>> Start

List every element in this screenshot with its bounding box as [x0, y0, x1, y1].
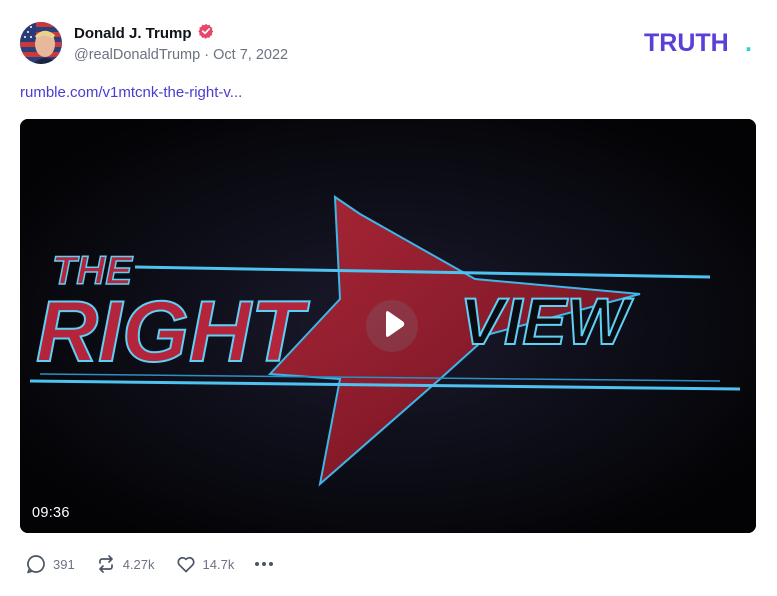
video-player[interactable]: THE RIGHT VIEW 09:36	[20, 119, 756, 533]
play-button[interactable]	[366, 300, 418, 352]
thumb-word-view: VIEW	[460, 284, 633, 358]
logo-dot: .	[745, 29, 752, 55]
meta-separator: ·	[204, 47, 210, 63]
truth-social-logo[interactable]: TRUTH .	[644, 29, 756, 55]
avatar[interactable]	[20, 22, 62, 64]
author-name[interactable]: Donald J. Trump	[74, 25, 192, 42]
like-button[interactable]: 14.7k	[175, 553, 235, 575]
more-button[interactable]	[254, 555, 274, 573]
action-bar: 391 4.27k 14.7k	[25, 553, 274, 575]
logo-text: TRUTH	[644, 29, 729, 55]
post-link[interactable]: rumble.com/v1mtcnk-the-right-v...	[20, 84, 242, 101]
comment-icon	[25, 553, 47, 575]
reply-count: 391	[53, 556, 75, 572]
retruth-icon	[95, 553, 117, 575]
author-handle[interactable]: @realDonaldTrump	[74, 47, 200, 63]
verified-badge-icon	[197, 23, 214, 44]
post-meta: @realDonaldTrump · Oct 7, 2022	[74, 47, 288, 63]
thumb-word-right: RIGHT	[36, 284, 310, 380]
author-row: Donald J. Trump	[74, 23, 214, 44]
retruth-button[interactable]: 4.27k	[95, 553, 155, 575]
post-date[interactable]: Oct 7, 2022	[213, 47, 288, 63]
play-icon	[375, 307, 409, 346]
more-icon	[254, 555, 274, 573]
like-count: 14.7k	[202, 556, 235, 572]
heart-icon	[175, 553, 197, 575]
retruth-count: 4.27k	[122, 556, 155, 572]
reply-button[interactable]: 391	[25, 553, 75, 575]
video-duration: 09:36	[32, 505, 70, 521]
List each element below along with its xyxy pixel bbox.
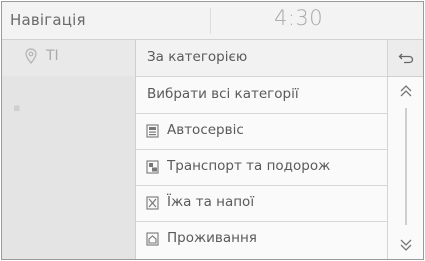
decorative-mark: ▪ [13, 101, 21, 114]
poi-location-row[interactable]: TI [2, 40, 135, 76]
transport-icon [146, 160, 159, 174]
scroll-track[interactable] [405, 108, 407, 225]
list-item-car-service[interactable]: Автосервіс [136, 113, 387, 150]
header-divider [210, 8, 211, 34]
list-item-label: Автосервіс [167, 122, 244, 138]
scroll-up-button[interactable] [397, 82, 415, 100]
list-item-lodging[interactable]: Проживання [136, 221, 387, 257]
category-list: За категорією Вибрати всі категорії Авто… [135, 40, 387, 259]
scroll-down-button[interactable] [397, 236, 415, 254]
navigation-screen: Навігація 4:30 TI ▪ За категорією Вибрат… [1, 1, 424, 260]
map-pin-icon [25, 48, 37, 64]
list-item-label: Проживання [167, 230, 257, 246]
scroll-column [387, 40, 423, 259]
list-item-label: Транспорт та подорож [167, 158, 331, 174]
list-item-transport[interactable]: Транспорт та подорож [136, 149, 387, 186]
list-header: За категорією [136, 40, 387, 77]
food-icon [146, 196, 159, 210]
clock: 4:30 [274, 6, 324, 30]
list-item-food[interactable]: Їжа та напої [136, 185, 387, 222]
app-title: Навігація [10, 11, 86, 29]
car-service-icon [146, 124, 159, 138]
list-item-label: Їжа та напої [167, 194, 255, 210]
back-arrow-icon [398, 53, 414, 64]
list-item-select-all[interactable]: Вибрати всі категорії [136, 77, 387, 114]
back-button[interactable] [388, 40, 423, 77]
left-panel: TI ▪ [2, 40, 135, 259]
list-header-label: За категорією [147, 49, 248, 65]
lodging-icon [146, 232, 159, 246]
status-bar: Навігація 4:30 [2, 2, 423, 40]
list-item-label: Вибрати всі категорії [147, 86, 299, 102]
location-label: TI [46, 48, 59, 64]
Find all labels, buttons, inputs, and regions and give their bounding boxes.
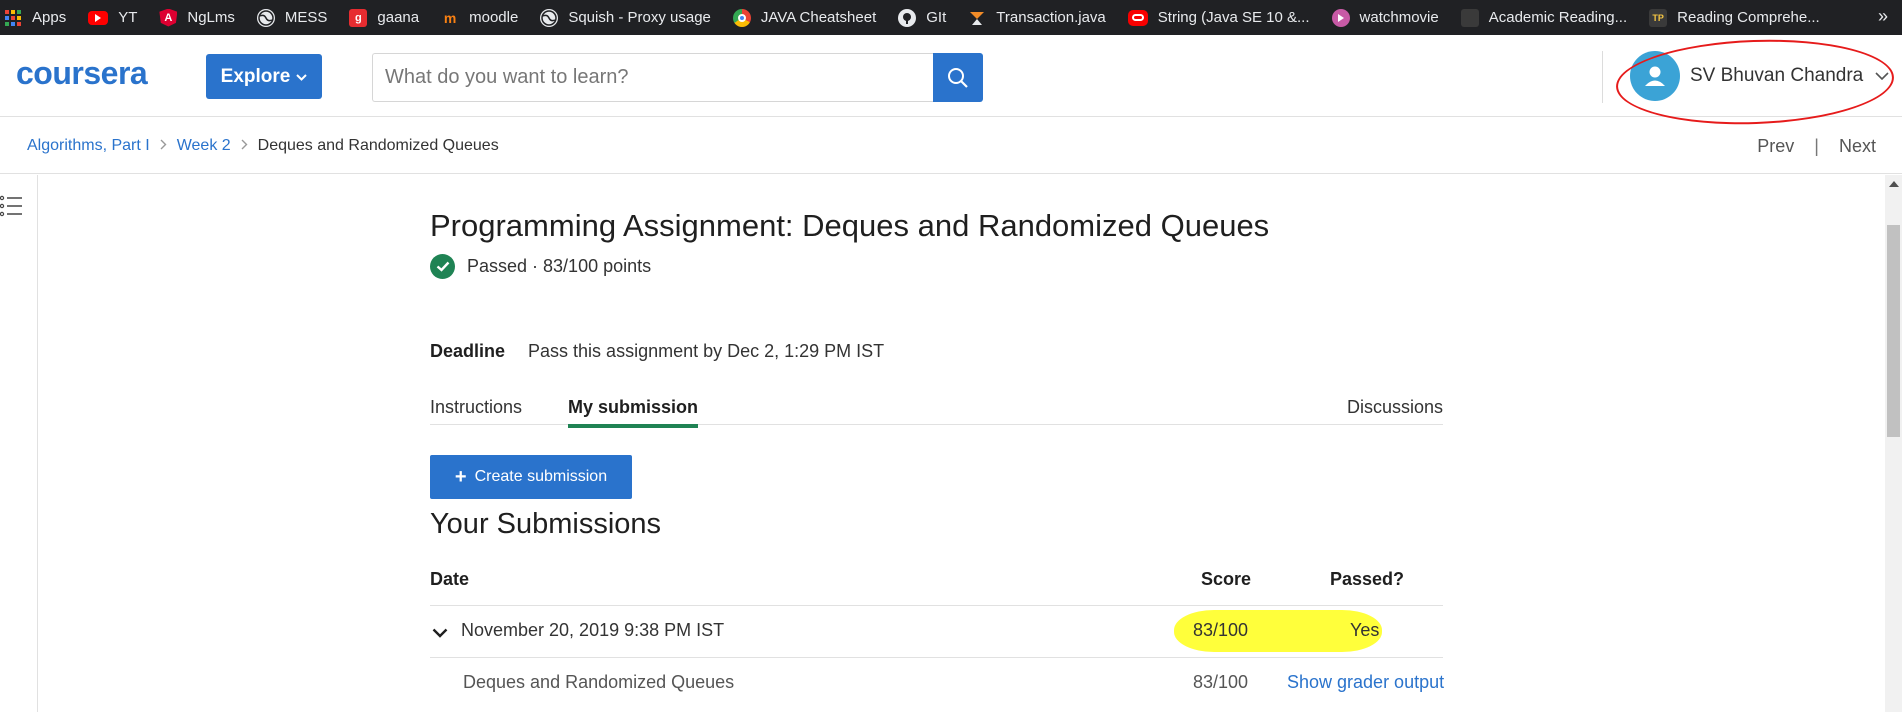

>> End

Can you list every line in the items above that contains the string "back"? Matching is case-sensitive.

back-arrow-icon [398, 53, 414, 64]
back-button[interactable] [388, 40, 423, 77]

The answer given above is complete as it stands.